> **TASK INSTRUCTIONS**
Pick out the lines below with "this" and list them.

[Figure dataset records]
════
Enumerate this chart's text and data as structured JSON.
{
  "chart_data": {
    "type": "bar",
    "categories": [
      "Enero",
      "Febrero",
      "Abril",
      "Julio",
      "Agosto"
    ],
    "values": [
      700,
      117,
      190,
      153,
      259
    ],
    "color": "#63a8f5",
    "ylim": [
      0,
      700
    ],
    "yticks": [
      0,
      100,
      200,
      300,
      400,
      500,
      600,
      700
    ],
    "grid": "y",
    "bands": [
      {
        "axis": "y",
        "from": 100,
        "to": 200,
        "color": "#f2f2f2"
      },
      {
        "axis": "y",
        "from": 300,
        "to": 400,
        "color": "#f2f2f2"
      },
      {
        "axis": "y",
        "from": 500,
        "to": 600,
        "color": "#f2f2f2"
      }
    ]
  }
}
════
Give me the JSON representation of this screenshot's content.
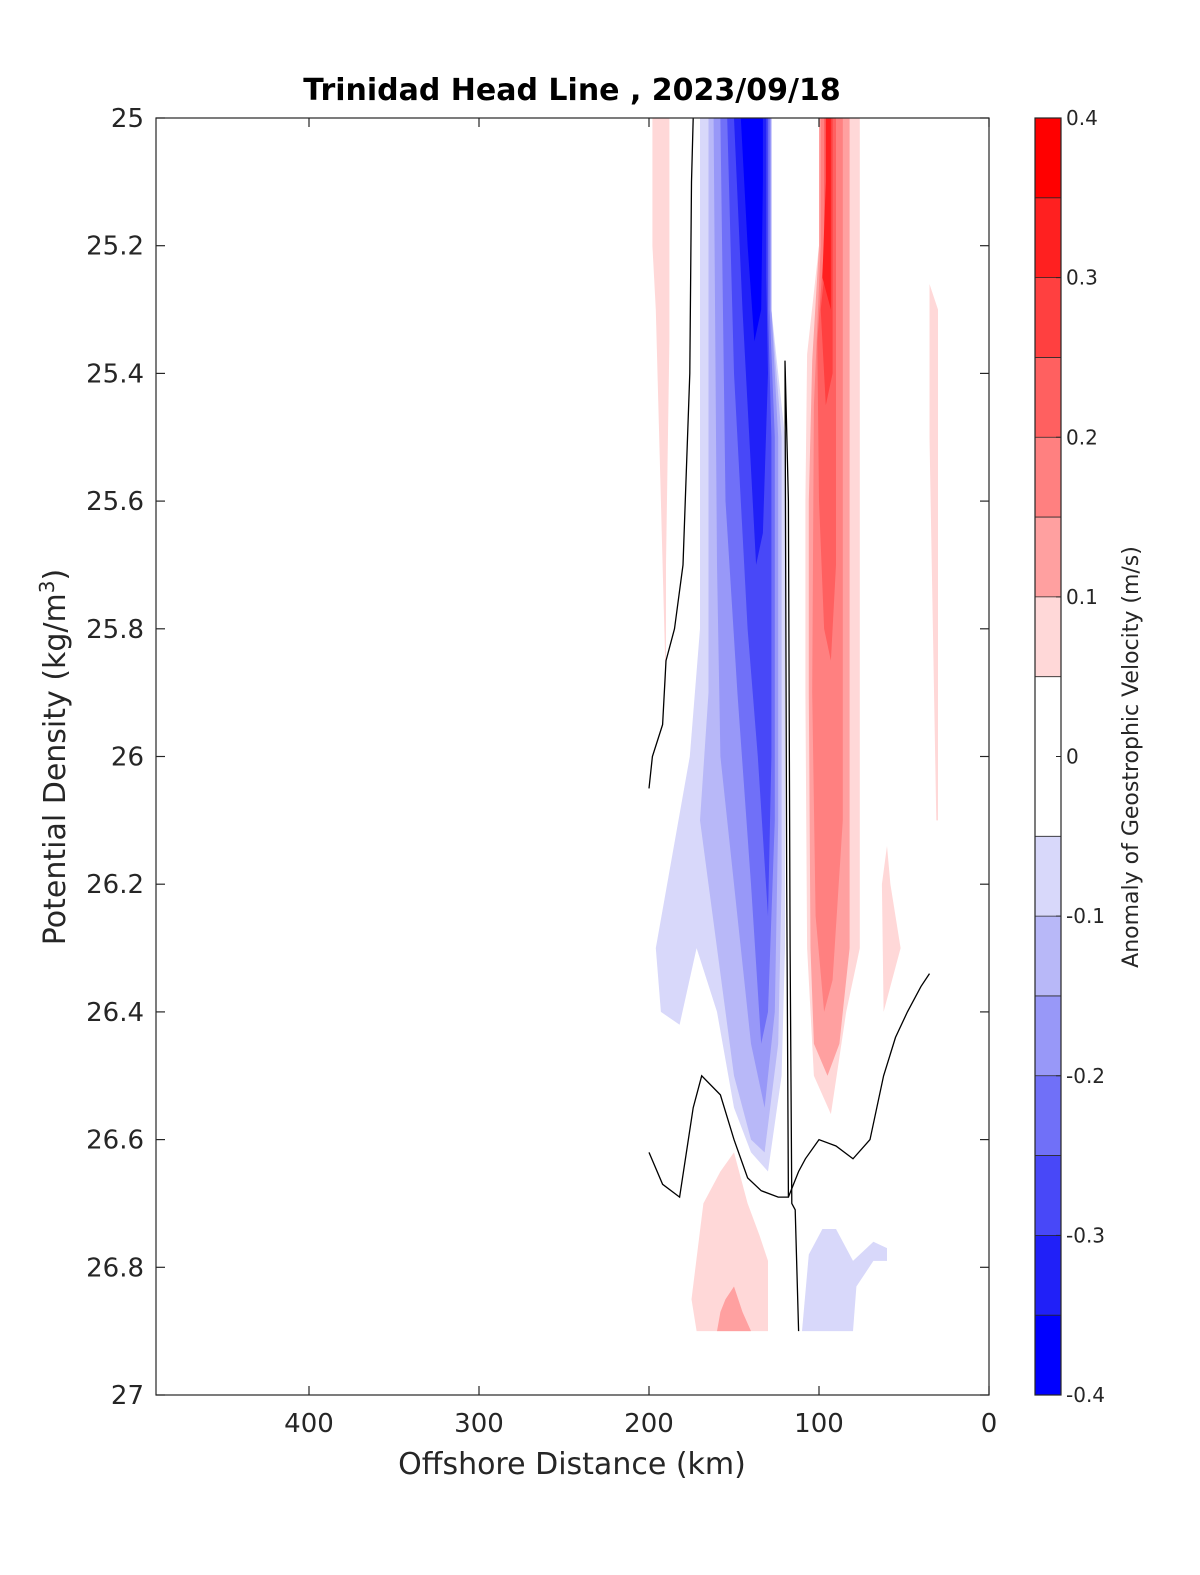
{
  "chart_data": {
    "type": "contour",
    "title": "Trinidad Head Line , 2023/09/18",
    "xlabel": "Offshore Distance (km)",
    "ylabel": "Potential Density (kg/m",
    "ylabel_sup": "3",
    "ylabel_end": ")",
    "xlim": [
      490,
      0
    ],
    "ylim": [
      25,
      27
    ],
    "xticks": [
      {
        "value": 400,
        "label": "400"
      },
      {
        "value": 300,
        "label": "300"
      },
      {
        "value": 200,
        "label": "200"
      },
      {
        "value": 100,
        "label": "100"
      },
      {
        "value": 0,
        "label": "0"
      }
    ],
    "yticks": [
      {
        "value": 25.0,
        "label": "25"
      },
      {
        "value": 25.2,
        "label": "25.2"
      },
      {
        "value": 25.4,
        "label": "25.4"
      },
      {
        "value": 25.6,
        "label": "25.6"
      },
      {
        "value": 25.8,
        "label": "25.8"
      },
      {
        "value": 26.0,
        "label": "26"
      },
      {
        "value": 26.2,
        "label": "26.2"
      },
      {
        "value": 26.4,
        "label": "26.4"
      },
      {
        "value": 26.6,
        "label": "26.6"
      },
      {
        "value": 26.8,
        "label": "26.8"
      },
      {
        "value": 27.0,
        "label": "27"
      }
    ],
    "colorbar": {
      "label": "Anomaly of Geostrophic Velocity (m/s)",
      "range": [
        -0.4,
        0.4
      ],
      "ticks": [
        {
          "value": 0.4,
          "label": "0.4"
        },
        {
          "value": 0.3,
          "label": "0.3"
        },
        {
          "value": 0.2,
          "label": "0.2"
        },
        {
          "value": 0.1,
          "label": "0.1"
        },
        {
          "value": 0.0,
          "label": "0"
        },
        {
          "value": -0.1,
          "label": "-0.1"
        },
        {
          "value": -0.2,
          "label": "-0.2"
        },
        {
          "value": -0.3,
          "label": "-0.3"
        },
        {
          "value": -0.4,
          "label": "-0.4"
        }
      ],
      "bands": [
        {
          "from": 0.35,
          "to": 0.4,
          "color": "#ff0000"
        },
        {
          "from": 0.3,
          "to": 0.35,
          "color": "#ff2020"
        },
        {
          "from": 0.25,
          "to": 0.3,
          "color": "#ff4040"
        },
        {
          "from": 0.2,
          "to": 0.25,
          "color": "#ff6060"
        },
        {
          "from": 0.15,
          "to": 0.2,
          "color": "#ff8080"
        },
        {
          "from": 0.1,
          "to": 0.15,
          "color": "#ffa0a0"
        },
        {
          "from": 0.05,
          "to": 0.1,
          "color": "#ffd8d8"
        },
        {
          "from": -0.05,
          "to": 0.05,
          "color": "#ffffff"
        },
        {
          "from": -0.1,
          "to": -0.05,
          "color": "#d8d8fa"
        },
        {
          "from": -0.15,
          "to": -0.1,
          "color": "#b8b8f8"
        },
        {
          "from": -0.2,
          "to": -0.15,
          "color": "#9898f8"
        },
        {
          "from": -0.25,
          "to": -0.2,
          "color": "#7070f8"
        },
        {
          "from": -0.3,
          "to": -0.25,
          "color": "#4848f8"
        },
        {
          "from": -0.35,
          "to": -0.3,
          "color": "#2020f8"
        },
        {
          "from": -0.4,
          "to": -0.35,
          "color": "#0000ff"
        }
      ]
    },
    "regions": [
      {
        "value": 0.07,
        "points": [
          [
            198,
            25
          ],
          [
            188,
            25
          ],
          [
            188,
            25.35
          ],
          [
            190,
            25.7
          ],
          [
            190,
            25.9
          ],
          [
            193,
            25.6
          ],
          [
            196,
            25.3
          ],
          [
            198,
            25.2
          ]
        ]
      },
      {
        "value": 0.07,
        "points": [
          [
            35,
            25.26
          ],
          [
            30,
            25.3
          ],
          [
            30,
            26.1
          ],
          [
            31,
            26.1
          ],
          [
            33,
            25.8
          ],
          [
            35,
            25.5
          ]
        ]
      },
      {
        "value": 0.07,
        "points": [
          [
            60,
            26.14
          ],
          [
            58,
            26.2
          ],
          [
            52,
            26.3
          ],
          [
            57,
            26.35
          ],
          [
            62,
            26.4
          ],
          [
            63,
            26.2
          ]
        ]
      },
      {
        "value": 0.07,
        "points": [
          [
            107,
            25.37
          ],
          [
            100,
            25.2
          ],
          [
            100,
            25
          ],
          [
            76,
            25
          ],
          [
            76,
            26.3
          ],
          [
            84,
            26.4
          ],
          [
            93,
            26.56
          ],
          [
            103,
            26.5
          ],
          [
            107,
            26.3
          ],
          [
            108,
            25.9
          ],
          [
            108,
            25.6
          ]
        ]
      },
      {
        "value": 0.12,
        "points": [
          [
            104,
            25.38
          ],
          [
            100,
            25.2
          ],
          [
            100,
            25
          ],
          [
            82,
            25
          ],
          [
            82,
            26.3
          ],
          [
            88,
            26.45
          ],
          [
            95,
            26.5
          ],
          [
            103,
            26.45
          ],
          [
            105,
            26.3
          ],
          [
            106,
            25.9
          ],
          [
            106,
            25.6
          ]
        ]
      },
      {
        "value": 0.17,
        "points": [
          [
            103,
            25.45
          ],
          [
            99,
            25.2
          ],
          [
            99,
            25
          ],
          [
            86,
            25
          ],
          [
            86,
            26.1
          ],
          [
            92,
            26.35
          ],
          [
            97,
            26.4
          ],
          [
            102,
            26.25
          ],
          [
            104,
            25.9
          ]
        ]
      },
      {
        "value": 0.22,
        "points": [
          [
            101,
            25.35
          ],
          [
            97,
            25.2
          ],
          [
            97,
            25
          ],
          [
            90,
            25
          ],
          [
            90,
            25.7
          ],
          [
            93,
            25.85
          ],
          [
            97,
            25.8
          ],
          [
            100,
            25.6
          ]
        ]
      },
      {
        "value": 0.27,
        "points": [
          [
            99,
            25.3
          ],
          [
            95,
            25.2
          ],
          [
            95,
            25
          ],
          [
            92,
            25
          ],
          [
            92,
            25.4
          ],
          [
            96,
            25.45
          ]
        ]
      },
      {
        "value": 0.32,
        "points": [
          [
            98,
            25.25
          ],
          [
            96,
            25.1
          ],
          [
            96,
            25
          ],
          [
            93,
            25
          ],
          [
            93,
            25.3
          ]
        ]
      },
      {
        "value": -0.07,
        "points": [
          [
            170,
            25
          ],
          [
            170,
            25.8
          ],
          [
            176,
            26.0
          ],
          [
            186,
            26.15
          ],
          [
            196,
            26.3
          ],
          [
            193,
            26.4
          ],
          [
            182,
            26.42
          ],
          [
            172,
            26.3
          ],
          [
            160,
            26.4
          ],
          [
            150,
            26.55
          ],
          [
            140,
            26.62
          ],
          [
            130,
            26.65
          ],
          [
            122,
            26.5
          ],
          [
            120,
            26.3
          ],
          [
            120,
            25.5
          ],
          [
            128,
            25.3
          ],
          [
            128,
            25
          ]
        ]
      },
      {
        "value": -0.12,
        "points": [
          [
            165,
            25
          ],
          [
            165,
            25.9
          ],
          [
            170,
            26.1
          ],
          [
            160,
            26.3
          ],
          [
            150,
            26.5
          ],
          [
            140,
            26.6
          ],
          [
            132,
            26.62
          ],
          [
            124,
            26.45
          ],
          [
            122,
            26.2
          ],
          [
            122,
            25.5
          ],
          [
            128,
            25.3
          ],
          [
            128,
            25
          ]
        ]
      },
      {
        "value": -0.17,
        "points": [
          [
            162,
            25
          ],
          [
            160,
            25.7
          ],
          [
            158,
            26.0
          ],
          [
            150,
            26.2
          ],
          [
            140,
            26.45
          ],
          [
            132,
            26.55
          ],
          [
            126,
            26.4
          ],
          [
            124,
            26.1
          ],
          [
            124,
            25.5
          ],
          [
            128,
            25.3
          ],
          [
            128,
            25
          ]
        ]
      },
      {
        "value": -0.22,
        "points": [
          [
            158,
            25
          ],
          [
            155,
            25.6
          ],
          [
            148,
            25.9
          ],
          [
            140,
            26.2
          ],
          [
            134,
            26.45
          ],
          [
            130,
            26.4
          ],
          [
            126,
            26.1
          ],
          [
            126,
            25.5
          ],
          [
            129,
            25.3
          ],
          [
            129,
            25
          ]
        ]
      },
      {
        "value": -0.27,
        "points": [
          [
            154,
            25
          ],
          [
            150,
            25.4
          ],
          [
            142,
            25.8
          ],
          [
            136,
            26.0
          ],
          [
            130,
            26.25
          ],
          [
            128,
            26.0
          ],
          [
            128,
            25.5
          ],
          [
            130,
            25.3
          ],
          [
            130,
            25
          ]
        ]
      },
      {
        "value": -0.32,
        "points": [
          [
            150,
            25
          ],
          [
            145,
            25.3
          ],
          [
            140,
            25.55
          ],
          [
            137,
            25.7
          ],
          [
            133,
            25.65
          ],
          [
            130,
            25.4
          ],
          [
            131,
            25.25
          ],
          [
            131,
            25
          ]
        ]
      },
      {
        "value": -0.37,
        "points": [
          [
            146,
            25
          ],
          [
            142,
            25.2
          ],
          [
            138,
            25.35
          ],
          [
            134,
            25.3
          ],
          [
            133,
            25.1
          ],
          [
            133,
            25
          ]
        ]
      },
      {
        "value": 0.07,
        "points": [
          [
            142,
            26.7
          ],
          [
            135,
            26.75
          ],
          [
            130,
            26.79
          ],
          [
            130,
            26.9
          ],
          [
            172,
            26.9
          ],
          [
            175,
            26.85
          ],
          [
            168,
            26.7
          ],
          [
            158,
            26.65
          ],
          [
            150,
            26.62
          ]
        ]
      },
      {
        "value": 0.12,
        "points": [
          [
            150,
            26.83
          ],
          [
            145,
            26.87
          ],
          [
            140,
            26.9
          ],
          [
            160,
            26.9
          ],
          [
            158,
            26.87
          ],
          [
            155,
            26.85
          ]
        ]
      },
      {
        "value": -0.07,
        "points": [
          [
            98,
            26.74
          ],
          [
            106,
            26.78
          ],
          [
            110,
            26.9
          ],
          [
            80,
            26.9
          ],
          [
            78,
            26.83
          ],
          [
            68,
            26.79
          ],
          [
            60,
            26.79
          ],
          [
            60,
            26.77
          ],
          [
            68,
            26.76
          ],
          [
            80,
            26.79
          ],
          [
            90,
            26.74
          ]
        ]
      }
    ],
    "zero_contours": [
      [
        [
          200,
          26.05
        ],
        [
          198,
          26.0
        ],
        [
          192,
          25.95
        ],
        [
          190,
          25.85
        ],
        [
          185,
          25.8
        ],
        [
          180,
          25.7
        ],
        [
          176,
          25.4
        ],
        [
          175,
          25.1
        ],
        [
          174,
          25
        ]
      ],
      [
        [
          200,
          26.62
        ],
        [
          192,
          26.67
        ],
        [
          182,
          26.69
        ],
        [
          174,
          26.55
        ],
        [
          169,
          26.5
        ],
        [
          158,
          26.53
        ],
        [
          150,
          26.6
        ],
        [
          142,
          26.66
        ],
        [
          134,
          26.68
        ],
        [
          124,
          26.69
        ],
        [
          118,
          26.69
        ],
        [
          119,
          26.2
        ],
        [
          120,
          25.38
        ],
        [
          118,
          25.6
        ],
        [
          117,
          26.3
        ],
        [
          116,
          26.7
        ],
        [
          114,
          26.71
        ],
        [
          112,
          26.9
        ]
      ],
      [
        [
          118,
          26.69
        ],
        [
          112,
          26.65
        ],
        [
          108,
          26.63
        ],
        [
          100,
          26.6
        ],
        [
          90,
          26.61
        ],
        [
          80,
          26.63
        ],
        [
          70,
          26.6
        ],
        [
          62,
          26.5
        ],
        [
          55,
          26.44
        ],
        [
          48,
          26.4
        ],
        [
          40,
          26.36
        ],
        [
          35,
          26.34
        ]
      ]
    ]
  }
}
════
> **RESULT**
Enumerate this chart's text and data as structured JSON.
Give me the JSON representation of this screenshot's content.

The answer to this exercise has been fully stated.